___ ENTRIES SHOWN

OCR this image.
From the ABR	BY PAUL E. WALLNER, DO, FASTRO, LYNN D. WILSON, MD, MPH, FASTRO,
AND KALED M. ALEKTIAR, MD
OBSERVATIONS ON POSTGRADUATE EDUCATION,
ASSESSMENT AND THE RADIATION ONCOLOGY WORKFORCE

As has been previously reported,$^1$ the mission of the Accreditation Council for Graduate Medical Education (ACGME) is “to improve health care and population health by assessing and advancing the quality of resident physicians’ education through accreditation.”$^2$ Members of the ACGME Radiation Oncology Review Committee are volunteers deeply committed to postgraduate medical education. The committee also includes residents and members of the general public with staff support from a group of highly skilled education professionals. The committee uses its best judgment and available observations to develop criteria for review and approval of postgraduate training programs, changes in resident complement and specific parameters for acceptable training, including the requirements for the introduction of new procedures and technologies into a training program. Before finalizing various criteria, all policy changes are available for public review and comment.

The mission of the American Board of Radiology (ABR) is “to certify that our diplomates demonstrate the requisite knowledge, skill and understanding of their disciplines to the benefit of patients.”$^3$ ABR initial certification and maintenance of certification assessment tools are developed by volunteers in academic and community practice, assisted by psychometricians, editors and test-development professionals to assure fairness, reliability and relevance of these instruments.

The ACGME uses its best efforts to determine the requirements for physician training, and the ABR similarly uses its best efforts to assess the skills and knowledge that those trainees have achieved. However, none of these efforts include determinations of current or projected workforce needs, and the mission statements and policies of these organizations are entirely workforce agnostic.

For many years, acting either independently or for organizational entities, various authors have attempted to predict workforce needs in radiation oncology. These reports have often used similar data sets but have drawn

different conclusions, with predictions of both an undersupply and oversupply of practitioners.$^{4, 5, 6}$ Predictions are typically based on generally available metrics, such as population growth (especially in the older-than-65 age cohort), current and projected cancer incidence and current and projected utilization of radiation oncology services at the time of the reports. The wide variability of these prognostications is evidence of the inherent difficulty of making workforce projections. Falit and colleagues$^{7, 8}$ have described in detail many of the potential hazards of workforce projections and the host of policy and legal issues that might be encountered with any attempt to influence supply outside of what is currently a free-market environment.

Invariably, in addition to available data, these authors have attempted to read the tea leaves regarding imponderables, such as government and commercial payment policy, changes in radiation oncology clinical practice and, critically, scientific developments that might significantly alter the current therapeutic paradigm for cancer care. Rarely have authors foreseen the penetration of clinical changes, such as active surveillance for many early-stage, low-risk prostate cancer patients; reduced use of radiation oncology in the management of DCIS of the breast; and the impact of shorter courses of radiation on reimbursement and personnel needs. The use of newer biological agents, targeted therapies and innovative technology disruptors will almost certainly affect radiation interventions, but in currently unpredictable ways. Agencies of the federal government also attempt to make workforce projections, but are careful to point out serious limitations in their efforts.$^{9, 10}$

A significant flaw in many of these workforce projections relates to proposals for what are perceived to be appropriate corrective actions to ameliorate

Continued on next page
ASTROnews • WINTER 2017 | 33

______

■ **TASK ITEM**
Return every entry exactly as given.

■ **WRITTEN REPLY**
OCR this image.
From the ABR	BY PAUL E. WALLNER, DO, FASTRO, LYNN D. WILSON, MD, MPH, FASTRO,
AND KALED M. ALEKTIAR, MD
OBSERVATIONS ON POSTGRADUATE EDUCATION,
ASSESSMENT AND THE RADIATION ONCOLOGY WORKFORCE

As has been previously reported,$^1$ the mission of the Accreditation Council for Graduate Medical Education (ACGME) is “to improve health care and population health by assessing and advancing the quality of resident physicians’ education through accreditation.”$^2$ Members of the ACGME Radiation Oncology Review Committee are volunteers deeply committed to postgraduate medical education. The committee also includes residents and members of the general public with staff support from a group of highly skilled education professionals. The committee uses its best judgment and available observations to develop criteria for review and approval of postgraduate training programs, changes in resident complement and specific parameters for acceptable training, including the requirements for the introduction of new procedures and technologies into a training program. Before finalizing various criteria, all policy changes are available for public review and comment.

The mission of the American Board of Radiology (ABR) is “to certify that our diplomates demonstrate the requisite knowledge, skill and understanding of their disciplines to the benefit of patients.”$^3$ ABR initial certification and maintenance of certification assessment tools are developed by volunteers in academic and community practice, assisted by psychometricians, editors and test-development professionals to assure fairness, reliability and relevance of these instruments.

The ACGME uses its best efforts to determine the requirements for physician training, and the ABR similarly uses its best efforts to assess the skills and knowledge that those trainees have achieved. However, none of these efforts include determinations of current or projected workforce needs, and the mission statements and policies of these organizations are entirely workforce agnostic.

For many years, acting either independently or for organizational entities, various authors have attempted to predict workforce needs in radiation oncology. These reports have often used similar data sets but have drawn

different conclusions, with predictions of both an undersupply and oversupply of practitioners.$^{4, 5, 6}$ Predictions are typically based on generally available metrics, such as population growth (especially in the older-than-65 age cohort), current and projected cancer incidence and current and projected utilization of radiation oncology services at the time of the reports. The wide variability of these prognostications is evidence of the inherent difficulty of making workforce projections. Falit and colleagues$^{7, 8}$ have described in detail many of the potential hazards of workforce projections and the host of policy and legal issues that might be encountered with any attempt to influence supply outside of what is currently a free-market environment.

Invariably, in addition to available data, these authors have attempted to read the tea leaves regarding imponderables, such as government and commercial payment policy, changes in radiation oncology clinical practice and, critically, scientific developments that might significantly alter the current therapeutic paradigm for cancer care. Rarely have authors foreseen the penetration of clinical changes, such as active surveillance for many early-stage, low-risk prostate cancer patients; reduced use of radiation oncology in the management of DCIS of the breast; and the impact of shorter courses of radiation on reimbursement and personnel needs. The use of newer biological agents, targeted therapies and innovative technology disruptors will almost certainly affect radiation interventions, but in currently unpredictable ways. Agencies of the federal government also attempt to make workforce projections, but are careful to point out serious limitations in their efforts.$^{9, 10}$

A significant flaw in many of these workforce projections relates to proposals for what are perceived to be appropriate corrective actions to ameliorate

Continued on next page
ASTROnews • WINTER 2017 | 33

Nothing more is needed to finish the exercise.